— start INFORMATION SHOWN —

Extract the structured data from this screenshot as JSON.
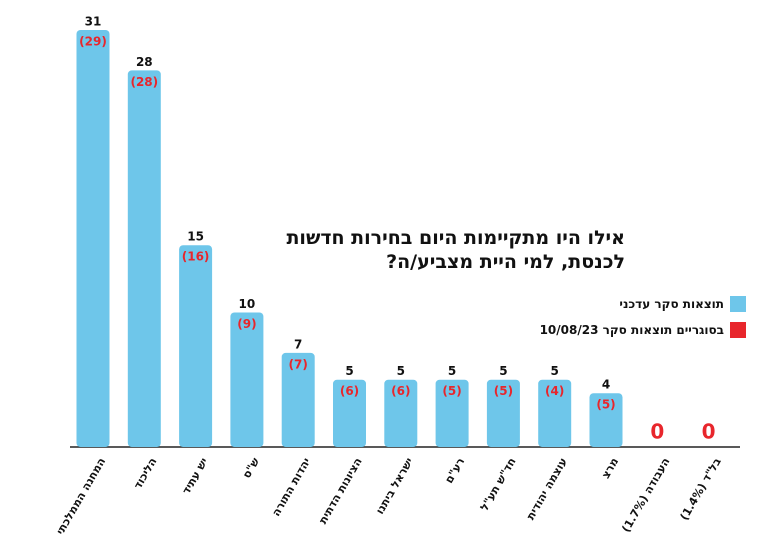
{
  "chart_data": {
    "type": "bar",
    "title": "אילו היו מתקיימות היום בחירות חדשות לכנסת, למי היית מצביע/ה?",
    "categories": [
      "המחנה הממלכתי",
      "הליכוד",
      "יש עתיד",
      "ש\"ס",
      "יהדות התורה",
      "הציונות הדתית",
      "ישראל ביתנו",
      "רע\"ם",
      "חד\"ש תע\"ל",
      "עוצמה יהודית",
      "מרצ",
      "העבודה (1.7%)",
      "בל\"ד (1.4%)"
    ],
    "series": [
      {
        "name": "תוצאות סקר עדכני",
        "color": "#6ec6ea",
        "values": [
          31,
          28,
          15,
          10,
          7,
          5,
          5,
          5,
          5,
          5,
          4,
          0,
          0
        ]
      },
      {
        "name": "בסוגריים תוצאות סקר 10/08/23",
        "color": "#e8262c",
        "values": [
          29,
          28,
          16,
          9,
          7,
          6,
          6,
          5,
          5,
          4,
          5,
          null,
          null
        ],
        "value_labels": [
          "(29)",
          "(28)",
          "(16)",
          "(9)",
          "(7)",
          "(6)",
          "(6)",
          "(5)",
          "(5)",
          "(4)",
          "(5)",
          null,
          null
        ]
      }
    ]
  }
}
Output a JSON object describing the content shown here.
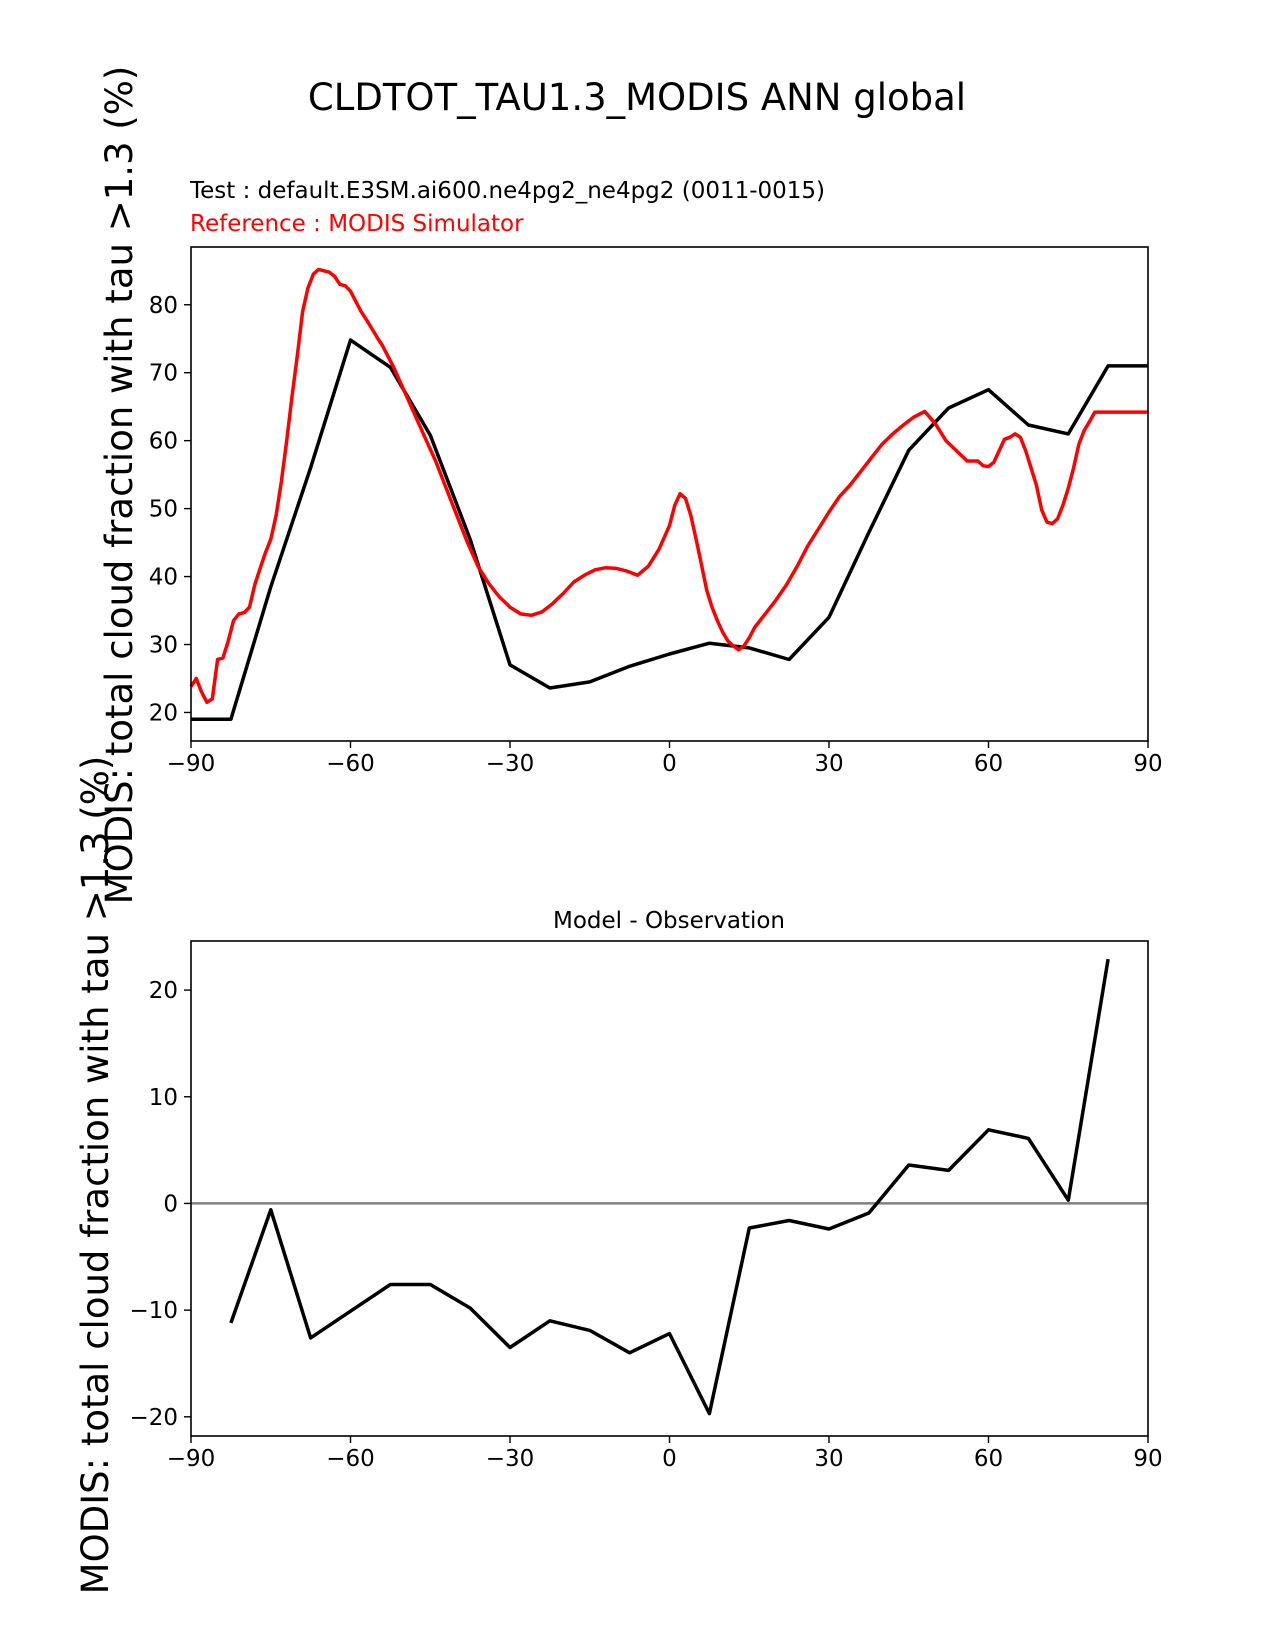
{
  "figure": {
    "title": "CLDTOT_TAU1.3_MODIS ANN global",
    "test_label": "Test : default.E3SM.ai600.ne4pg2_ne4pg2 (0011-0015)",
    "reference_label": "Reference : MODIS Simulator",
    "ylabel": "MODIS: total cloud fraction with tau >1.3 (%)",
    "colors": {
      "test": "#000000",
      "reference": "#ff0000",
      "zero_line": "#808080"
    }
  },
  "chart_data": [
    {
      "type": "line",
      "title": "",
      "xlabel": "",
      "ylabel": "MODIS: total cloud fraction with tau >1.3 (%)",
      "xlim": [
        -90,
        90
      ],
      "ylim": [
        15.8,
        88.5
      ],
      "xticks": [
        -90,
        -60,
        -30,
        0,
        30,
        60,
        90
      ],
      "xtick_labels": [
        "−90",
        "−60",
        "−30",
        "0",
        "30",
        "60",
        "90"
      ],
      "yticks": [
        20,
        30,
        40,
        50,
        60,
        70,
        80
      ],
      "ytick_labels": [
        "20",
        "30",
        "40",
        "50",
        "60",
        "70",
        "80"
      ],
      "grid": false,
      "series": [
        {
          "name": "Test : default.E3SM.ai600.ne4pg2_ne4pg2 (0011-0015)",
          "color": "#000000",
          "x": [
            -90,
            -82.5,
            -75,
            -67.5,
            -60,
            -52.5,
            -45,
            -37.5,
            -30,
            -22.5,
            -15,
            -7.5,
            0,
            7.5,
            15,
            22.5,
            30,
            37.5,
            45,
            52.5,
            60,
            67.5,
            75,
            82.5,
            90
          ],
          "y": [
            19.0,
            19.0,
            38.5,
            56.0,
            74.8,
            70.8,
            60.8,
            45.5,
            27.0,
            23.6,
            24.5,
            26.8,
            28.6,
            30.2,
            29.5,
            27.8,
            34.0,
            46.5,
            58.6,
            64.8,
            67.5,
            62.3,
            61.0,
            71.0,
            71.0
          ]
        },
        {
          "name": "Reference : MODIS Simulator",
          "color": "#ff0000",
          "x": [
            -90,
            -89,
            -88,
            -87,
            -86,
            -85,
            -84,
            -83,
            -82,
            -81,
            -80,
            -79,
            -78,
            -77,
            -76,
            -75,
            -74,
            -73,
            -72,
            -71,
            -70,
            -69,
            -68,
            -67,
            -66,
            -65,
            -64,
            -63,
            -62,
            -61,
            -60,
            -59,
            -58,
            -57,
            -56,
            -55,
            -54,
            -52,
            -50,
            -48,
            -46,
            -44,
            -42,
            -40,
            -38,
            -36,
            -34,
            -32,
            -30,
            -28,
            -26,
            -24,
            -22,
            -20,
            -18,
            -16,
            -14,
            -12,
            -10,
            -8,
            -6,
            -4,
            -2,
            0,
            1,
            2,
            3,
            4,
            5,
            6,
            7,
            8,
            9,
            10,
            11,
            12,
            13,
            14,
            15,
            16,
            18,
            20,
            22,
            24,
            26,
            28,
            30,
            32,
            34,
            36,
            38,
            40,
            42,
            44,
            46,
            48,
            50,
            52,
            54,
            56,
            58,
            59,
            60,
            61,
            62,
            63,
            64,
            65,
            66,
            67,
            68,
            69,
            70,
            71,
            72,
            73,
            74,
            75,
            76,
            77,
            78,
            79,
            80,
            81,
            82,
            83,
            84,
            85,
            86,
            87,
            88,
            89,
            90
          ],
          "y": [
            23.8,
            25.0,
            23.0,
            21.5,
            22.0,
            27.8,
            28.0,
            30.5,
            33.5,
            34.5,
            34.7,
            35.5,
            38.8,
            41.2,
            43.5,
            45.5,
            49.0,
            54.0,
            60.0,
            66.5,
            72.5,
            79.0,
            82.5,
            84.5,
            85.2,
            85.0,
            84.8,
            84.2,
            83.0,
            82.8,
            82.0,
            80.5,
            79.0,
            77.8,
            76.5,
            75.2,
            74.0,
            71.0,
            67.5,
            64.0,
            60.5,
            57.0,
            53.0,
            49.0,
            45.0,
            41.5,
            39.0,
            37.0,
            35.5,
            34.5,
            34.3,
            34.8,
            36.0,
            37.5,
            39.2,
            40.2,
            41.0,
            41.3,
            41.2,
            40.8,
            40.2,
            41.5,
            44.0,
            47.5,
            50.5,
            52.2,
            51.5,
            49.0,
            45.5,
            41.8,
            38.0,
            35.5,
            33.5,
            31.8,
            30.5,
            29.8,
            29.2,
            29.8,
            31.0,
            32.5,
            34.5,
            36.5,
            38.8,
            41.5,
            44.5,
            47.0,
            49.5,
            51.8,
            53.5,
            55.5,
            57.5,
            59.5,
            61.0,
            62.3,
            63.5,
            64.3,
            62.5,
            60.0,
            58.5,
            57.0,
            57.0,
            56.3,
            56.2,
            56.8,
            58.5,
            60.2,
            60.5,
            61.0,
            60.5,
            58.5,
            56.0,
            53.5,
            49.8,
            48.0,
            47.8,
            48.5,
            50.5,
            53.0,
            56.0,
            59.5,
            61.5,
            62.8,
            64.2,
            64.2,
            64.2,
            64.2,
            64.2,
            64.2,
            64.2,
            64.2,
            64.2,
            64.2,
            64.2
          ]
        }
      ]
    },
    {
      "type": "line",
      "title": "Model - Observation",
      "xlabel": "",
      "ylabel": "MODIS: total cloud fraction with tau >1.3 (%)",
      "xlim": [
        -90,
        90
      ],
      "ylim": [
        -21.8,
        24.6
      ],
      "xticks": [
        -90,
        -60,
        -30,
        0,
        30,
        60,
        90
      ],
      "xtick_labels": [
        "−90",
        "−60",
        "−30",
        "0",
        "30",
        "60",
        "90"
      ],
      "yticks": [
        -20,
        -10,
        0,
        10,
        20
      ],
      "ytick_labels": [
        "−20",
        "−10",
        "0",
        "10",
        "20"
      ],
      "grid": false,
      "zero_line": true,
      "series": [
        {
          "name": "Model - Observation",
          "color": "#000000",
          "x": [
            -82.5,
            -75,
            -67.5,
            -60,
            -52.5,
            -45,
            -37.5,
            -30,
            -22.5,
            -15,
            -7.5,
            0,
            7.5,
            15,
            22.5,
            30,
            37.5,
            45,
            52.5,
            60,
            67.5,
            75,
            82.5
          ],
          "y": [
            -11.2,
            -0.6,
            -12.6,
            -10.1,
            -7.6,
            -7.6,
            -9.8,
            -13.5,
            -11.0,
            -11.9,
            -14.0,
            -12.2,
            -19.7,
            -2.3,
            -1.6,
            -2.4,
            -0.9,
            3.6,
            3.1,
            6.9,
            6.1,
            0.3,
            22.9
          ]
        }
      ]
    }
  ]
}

— end INFORMATION SHOWN —

### WRITTEN EXERCISE:
Gather all lines where the word "title" appears.

### SOLUTION FOR THIS PROBLEM:
    "title": "אילו היו מתקיימות היום בחירות חדשות לכנסת, למי היית מצביע/ה?",
    "title": "CLDTOT_TAU1.3_MODIS ANN global",
      "title": "",
      "title": "Model - Observation",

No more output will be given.